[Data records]
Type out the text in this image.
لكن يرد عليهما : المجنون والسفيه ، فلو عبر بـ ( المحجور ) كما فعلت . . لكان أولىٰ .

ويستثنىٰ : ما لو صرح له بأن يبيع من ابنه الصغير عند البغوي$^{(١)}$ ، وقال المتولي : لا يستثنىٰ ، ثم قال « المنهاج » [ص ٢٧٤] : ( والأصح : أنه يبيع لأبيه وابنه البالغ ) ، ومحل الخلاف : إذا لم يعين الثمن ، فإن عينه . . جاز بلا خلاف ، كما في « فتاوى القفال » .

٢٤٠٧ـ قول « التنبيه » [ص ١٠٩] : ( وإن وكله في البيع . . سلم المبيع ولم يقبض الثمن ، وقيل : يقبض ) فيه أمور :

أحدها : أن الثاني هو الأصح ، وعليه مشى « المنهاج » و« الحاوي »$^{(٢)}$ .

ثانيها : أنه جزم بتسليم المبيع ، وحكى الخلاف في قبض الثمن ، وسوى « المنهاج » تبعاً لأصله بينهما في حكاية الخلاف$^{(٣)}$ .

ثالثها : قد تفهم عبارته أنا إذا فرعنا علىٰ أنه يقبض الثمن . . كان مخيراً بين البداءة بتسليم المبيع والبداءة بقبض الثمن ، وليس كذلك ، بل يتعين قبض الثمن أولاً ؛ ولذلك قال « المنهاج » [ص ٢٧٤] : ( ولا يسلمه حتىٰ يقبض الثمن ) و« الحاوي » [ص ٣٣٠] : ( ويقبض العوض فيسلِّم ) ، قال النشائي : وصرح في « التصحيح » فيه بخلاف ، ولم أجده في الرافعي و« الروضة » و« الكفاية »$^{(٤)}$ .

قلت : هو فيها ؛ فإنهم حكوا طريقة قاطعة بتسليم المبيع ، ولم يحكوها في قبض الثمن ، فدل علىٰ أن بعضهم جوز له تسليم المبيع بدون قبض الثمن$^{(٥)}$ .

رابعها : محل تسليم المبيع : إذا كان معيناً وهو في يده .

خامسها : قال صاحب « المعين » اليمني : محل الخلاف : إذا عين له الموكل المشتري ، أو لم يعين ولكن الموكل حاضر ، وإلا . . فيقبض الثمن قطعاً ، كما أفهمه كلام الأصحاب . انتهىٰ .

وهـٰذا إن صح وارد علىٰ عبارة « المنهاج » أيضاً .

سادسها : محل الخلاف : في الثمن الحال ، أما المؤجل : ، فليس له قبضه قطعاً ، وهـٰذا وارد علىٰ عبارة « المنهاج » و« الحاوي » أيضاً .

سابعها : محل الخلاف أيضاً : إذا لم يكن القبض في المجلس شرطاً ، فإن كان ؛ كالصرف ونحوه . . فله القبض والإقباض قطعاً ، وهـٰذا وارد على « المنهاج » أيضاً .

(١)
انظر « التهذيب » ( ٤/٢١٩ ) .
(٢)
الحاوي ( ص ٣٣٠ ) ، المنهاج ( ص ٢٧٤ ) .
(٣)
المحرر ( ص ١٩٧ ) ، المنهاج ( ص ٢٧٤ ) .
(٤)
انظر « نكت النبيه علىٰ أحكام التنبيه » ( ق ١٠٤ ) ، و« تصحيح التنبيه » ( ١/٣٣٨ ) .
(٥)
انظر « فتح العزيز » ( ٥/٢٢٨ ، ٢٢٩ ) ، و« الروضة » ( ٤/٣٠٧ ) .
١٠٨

▶ [WHAT IS BEING ASKED]:
Each record must be returned exactly as it is written.

▶ [SOLUTION FOR THIS TASK]:
Type out the text in this image.
لكن يرد عليهما : المجنون والسفيه ، فلو عبر بـ ( المحجور ) كما فعلت . . لكان أولىٰ .

ويستثنىٰ : ما لو صرح له بأن يبيع من ابنه الصغير عند البغوي$^{(١)}$ ، وقال المتولي : لا يستثنىٰ ، ثم قال « المنهاج » [ص ٢٧٤] : ( والأصح : أنه يبيع لأبيه وابنه البالغ ) ، ومحل الخلاف : إذا لم يعين الثمن ، فإن عينه . . جاز بلا خلاف ، كما في « فتاوى القفال » .

٢٤٠٧ـ قول « التنبيه » [ص ١٠٩] : ( وإن وكله في البيع . . سلم المبيع ولم يقبض الثمن ، وقيل : يقبض ) فيه أمور :

أحدها : أن الثاني هو الأصح ، وعليه مشى « المنهاج » و« الحاوي »$^{(٢)}$ .

ثانيها : أنه جزم بتسليم المبيع ، وحكى الخلاف في قبض الثمن ، وسوى « المنهاج » تبعاً لأصله بينهما في حكاية الخلاف$^{(٣)}$ .

ثالثها : قد تفهم عبارته أنا إذا فرعنا علىٰ أنه يقبض الثمن . . كان مخيراً بين البداءة بتسليم المبيع والبداءة بقبض الثمن ، وليس كذلك ، بل يتعين قبض الثمن أولاً ؛ ولذلك قال « المنهاج » [ص ٢٧٤] : ( ولا يسلمه حتىٰ يقبض الثمن ) و« الحاوي » [ص ٣٣٠] : ( ويقبض العوض فيسلِّم ) ، قال النشائي : وصرح في « التصحيح » فيه بخلاف ، ولم أجده في الرافعي و« الروضة » و« الكفاية »$^{(٤)}$ .

قلت : هو فيها ؛ فإنهم حكوا طريقة قاطعة بتسليم المبيع ، ولم يحكوها في قبض الثمن ، فدل علىٰ أن بعضهم جوز له تسليم المبيع بدون قبض الثمن$^{(٥)}$ .

رابعها : محل تسليم المبيع : إذا كان معيناً وهو في يده .

خامسها : قال صاحب « المعين » اليمني : محل الخلاف : إذا عين له الموكل المشتري ، أو لم يعين ولكن الموكل حاضر ، وإلا . . فيقبض الثمن قطعاً ، كما أفهمه كلام الأصحاب . انتهىٰ .

وهـٰذا إن صح وارد علىٰ عبارة « المنهاج » أيضاً .

سادسها : محل الخلاف : في الثمن الحال ، أما المؤجل : ، فليس له قبضه قطعاً ، وهـٰذا وارد علىٰ عبارة « المنهاج » و« الحاوي » أيضاً .

سابعها : محل الخلاف أيضاً : إذا لم يكن القبض في المجلس شرطاً ، فإن كان ؛ كالصرف ونحوه . . فله القبض والإقباض قطعاً ، وهـٰذا وارد على « المنهاج » أيضاً .

(١)
انظر « التهذيب » ( ٤/٢١٩ ) .
(٢)
الحاوي ( ص ٣٣٠ ) ، المنهاج ( ص ٢٧٤ ) .
(٣)
المحرر ( ص ١٩٧ ) ، المنهاج ( ص ٢٧٤ ) .
(٤)
انظر « نكت النبيه علىٰ أحكام التنبيه » ( ق ١٠٤ ) ، و« تصحيح التنبيه » ( ١/٣٣٨ ) .
(٥)
انظر « فتح العزيز » ( ٥/٢٢٨ ، ٢٢٩ ) ، و« الروضة » ( ٤/٣٠٧ ) .
١٠٨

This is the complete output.